Copy the records verbatim, from their first line through the line containing "y-axis-title: Возраст — [12, 305, 50, 452]", including both of those lines.

:: Entries shown

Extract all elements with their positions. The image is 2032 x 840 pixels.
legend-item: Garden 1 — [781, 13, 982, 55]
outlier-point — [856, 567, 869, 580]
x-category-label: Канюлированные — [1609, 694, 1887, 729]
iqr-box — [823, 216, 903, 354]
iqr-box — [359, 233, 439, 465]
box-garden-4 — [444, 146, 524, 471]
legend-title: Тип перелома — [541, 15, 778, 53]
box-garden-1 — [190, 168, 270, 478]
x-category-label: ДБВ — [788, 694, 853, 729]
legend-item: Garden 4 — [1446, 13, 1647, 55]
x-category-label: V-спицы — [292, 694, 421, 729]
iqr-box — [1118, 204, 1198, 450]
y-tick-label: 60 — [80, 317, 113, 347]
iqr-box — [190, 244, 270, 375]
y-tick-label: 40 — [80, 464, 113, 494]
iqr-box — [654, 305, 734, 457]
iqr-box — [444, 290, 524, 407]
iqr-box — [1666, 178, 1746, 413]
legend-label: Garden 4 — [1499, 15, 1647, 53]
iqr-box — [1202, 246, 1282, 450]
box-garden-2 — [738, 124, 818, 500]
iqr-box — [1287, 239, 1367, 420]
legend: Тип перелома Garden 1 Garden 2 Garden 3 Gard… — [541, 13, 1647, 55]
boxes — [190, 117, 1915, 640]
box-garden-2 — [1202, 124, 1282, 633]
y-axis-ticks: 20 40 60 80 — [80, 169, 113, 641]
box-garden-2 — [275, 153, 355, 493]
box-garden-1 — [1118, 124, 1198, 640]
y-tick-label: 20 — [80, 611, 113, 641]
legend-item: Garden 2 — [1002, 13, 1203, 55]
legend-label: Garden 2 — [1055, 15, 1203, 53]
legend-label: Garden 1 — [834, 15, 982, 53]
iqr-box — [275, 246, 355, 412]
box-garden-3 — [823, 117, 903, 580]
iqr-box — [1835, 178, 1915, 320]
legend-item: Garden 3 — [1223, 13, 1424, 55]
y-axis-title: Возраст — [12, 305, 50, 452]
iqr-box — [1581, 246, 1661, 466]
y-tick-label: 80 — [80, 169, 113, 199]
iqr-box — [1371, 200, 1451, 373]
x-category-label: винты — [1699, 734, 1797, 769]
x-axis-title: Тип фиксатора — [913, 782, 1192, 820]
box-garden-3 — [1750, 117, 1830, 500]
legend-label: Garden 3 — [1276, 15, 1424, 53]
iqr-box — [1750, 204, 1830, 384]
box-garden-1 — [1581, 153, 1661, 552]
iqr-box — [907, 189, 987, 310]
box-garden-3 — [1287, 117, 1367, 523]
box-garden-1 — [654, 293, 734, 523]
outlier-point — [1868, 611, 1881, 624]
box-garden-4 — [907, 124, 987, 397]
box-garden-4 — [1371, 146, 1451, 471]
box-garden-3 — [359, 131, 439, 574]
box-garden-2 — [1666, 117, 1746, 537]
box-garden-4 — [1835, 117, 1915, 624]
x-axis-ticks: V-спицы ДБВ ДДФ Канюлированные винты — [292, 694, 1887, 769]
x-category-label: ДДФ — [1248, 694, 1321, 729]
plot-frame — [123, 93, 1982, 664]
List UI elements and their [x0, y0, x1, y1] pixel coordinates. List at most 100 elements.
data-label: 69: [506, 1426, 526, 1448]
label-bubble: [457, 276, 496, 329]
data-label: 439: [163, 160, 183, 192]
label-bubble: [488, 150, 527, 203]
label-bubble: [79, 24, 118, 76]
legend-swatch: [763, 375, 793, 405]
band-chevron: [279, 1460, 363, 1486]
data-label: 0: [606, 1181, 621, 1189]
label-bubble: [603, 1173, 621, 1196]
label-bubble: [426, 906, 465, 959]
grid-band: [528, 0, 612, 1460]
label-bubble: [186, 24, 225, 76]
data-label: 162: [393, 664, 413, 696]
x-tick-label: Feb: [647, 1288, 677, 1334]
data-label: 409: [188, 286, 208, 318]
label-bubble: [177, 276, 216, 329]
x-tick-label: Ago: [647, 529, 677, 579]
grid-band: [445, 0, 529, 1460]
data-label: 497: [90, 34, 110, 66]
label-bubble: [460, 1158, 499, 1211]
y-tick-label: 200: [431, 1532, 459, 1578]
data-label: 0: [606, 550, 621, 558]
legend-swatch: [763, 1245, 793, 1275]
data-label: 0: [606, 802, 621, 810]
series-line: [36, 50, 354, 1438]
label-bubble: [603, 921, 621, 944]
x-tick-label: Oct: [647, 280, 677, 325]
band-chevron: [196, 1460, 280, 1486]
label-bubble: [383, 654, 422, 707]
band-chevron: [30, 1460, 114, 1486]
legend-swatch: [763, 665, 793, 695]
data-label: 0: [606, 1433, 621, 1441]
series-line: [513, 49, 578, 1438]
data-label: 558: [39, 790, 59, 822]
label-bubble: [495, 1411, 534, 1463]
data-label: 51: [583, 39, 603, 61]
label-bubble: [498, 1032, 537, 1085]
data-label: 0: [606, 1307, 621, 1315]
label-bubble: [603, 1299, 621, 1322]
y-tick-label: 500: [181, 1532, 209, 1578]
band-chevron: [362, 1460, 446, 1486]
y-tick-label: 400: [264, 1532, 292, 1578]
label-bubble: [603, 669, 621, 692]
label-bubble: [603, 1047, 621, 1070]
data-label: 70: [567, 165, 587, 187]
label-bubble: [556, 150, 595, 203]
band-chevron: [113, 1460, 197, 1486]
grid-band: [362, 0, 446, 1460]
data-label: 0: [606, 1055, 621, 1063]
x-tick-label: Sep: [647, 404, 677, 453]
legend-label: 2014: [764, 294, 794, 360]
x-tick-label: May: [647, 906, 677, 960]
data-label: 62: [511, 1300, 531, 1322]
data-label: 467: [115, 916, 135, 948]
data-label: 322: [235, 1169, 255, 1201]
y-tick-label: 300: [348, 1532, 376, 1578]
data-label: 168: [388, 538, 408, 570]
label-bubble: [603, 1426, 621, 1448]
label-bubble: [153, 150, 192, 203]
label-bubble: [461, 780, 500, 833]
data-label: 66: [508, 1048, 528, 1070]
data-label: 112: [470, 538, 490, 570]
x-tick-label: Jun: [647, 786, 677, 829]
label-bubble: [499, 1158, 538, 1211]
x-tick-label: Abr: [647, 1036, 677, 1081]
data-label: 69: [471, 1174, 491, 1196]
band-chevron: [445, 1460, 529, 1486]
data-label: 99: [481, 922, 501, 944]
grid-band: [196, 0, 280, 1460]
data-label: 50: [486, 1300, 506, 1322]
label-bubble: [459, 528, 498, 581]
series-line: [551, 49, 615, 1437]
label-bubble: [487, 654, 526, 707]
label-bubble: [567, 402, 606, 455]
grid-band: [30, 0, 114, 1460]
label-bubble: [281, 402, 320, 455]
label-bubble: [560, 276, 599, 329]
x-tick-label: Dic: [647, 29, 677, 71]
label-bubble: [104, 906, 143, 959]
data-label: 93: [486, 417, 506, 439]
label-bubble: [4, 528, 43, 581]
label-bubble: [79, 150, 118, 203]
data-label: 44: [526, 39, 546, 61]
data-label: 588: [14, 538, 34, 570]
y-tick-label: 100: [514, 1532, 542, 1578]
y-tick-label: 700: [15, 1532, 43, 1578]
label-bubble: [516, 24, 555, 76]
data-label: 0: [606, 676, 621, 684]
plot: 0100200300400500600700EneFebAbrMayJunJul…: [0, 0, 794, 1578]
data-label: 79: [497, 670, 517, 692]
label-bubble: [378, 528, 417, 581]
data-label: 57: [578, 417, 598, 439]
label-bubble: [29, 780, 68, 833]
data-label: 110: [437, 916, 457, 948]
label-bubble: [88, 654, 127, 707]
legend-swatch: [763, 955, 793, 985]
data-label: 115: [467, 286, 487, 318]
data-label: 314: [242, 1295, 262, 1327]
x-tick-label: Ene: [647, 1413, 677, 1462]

::::

[Output below]
Extract all elements with their positions. The image is 2032 x 840 pixels.
legend-item: Garden 1 — [781, 13, 982, 55]
outlier-point — [856, 567, 869, 580]
x-category-label: Канюлированные — [1609, 694, 1887, 729]
iqr-box — [823, 216, 903, 354]
iqr-box — [359, 233, 439, 465]
box-garden-4 — [444, 146, 524, 471]
legend-title: Тип перелома — [541, 15, 778, 53]
box-garden-1 — [190, 168, 270, 478]
x-category-label: ДБВ — [788, 694, 853, 729]
legend-item: Garden 4 — [1446, 13, 1647, 55]
x-category-label: V-спицы — [292, 694, 421, 729]
iqr-box — [1118, 204, 1198, 450]
y-tick-label: 60 — [80, 317, 113, 347]
iqr-box — [190, 244, 270, 375]
y-tick-label: 40 — [80, 464, 113, 494]
iqr-box — [654, 305, 734, 457]
iqr-box — [444, 290, 524, 407]
iqr-box — [1666, 178, 1746, 413]
legend-label: Garden 4 — [1499, 15, 1647, 53]
iqr-box — [1202, 246, 1282, 450]
box-garden-2 — [738, 124, 818, 500]
iqr-box — [1287, 239, 1367, 420]
legend: Тип перелома Garden 1 Garden 2 Garden 3 Gard… — [541, 13, 1647, 55]
boxes — [190, 117, 1915, 640]
box-garden-2 — [1202, 124, 1282, 633]
y-axis-ticks: 20 40 60 80 — [80, 169, 113, 641]
box-garden-2 — [275, 153, 355, 493]
box-garden-1 — [1118, 124, 1198, 640]
y-tick-label: 20 — [80, 611, 113, 641]
legend-item: Garden 2 — [1002, 13, 1203, 55]
legend-label: Garden 2 — [1055, 15, 1203, 53]
legend-label: Garden 1 — [834, 15, 982, 53]
iqr-box — [275, 246, 355, 412]
box-garden-3 — [823, 117, 903, 580]
iqr-box — [1835, 178, 1915, 320]
legend-item: Garden 3 — [1223, 13, 1424, 55]
y-axis-title: Возраст — [12, 305, 50, 452]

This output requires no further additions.